(Extracted records)
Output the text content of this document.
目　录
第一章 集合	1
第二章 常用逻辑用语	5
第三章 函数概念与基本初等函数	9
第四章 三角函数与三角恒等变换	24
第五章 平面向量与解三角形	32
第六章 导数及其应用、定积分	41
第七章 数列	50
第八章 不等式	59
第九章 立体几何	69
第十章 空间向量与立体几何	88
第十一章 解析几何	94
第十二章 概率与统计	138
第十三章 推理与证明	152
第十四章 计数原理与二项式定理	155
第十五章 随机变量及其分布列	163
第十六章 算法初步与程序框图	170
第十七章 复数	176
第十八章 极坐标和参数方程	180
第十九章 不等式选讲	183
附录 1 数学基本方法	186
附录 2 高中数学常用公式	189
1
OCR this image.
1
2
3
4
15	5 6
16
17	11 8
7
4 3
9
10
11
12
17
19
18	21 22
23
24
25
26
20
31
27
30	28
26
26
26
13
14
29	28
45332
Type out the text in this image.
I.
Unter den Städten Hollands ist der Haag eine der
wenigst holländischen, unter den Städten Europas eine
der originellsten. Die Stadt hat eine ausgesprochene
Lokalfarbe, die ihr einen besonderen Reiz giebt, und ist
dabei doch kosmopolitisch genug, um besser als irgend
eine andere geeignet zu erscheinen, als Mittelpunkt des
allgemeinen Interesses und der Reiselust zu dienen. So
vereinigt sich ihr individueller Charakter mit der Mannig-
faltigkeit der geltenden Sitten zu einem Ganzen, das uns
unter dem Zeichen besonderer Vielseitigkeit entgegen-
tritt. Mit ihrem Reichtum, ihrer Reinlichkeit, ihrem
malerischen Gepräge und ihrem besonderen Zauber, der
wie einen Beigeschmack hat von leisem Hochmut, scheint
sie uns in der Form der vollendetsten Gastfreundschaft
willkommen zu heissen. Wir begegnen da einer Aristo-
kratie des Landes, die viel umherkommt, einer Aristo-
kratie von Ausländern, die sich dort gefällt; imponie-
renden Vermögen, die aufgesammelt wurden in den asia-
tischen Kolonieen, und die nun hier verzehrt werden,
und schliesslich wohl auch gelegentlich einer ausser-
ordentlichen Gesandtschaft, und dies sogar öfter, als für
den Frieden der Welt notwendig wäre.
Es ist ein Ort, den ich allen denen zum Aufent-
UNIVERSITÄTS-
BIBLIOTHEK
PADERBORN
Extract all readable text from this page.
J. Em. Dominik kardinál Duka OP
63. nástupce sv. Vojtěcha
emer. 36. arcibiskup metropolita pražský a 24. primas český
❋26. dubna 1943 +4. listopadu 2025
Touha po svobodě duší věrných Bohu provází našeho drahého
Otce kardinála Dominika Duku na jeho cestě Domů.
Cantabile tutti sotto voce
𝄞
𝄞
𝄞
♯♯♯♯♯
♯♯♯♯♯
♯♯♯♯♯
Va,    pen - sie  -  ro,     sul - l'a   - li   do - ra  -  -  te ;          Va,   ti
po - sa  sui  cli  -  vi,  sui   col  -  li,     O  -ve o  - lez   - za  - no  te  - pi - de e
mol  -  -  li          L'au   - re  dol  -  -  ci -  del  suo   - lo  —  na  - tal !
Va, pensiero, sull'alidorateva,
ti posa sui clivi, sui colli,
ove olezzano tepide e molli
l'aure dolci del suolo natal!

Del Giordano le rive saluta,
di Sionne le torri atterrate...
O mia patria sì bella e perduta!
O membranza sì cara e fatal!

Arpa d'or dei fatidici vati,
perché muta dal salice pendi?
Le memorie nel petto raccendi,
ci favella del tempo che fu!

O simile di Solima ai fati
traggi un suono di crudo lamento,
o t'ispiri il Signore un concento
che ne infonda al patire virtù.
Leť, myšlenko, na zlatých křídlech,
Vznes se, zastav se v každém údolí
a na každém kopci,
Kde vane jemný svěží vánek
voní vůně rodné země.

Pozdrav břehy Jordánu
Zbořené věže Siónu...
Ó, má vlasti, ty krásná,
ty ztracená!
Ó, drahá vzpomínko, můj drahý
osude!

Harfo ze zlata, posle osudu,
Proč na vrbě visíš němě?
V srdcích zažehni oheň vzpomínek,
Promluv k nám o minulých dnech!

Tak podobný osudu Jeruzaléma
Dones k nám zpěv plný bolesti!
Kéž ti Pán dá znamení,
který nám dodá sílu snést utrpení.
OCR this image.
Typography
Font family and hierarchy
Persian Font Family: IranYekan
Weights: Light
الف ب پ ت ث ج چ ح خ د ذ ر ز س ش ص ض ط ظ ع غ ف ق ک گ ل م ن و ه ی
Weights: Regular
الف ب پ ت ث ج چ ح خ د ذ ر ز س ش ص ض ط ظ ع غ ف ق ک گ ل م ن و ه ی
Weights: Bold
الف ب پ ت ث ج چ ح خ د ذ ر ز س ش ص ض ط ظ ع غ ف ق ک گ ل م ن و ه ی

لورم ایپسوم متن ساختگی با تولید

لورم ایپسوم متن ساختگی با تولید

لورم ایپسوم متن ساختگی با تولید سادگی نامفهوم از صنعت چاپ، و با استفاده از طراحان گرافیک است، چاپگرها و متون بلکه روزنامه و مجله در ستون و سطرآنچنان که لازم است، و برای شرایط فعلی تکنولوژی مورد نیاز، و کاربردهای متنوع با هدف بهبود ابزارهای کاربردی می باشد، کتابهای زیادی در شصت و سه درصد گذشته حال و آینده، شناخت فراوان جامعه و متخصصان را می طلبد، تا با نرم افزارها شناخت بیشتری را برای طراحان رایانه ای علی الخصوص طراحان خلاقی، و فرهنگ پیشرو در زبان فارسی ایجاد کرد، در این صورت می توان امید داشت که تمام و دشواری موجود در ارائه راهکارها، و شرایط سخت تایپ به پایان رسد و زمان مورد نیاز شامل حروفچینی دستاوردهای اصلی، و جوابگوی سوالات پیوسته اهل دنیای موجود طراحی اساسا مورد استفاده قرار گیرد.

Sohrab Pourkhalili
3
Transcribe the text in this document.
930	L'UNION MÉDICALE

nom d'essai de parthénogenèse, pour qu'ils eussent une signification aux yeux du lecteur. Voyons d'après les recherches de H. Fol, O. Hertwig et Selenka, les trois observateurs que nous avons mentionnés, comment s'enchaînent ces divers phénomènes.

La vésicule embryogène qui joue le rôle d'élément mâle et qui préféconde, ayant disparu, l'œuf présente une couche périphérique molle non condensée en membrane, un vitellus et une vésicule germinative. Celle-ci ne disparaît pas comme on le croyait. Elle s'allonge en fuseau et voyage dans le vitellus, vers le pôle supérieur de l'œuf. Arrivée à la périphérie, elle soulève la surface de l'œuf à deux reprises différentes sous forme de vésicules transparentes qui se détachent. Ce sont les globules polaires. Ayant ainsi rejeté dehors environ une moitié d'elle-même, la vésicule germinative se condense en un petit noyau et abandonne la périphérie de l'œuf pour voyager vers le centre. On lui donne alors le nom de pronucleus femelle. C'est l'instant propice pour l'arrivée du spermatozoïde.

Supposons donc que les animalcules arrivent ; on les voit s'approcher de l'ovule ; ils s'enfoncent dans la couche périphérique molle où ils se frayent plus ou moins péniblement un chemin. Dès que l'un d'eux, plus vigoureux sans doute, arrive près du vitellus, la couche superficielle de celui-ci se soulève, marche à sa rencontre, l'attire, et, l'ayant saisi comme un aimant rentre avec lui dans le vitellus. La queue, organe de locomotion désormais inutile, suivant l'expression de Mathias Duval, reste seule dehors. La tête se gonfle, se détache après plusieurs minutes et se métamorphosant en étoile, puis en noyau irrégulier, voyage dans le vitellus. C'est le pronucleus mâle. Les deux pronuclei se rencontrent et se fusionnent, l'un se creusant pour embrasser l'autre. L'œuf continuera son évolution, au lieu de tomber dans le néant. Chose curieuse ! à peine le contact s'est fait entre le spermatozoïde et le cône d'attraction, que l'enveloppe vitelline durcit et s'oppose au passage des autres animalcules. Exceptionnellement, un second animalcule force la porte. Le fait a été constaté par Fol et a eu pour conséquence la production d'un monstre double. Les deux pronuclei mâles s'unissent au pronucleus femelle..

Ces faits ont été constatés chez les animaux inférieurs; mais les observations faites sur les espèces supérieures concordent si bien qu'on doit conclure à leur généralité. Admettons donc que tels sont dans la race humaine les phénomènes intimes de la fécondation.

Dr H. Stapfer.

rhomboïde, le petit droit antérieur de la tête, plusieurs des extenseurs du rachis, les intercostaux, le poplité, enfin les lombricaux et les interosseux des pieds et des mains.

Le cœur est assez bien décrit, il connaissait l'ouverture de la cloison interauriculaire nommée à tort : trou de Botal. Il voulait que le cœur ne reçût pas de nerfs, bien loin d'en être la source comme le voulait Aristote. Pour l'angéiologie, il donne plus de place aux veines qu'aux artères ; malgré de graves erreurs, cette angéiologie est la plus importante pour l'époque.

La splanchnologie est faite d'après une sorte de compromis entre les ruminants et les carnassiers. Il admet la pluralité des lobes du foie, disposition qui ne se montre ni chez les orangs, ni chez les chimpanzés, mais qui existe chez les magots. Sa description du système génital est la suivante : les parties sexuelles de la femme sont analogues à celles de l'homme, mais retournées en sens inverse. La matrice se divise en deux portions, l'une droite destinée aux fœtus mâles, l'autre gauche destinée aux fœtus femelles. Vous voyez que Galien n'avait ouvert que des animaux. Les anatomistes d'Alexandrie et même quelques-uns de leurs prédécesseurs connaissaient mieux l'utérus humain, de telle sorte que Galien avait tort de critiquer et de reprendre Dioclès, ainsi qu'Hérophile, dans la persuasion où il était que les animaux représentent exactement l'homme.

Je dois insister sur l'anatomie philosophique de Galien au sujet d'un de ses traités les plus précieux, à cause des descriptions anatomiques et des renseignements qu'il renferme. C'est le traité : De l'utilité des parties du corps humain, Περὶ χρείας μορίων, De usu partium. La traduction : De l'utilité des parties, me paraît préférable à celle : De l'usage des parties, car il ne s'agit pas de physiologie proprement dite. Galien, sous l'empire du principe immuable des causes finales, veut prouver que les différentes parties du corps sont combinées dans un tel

- DIRECTION
Provide only the count of lines in the material above that hold the word "ihrem".

- THE COMPLETED TASK
2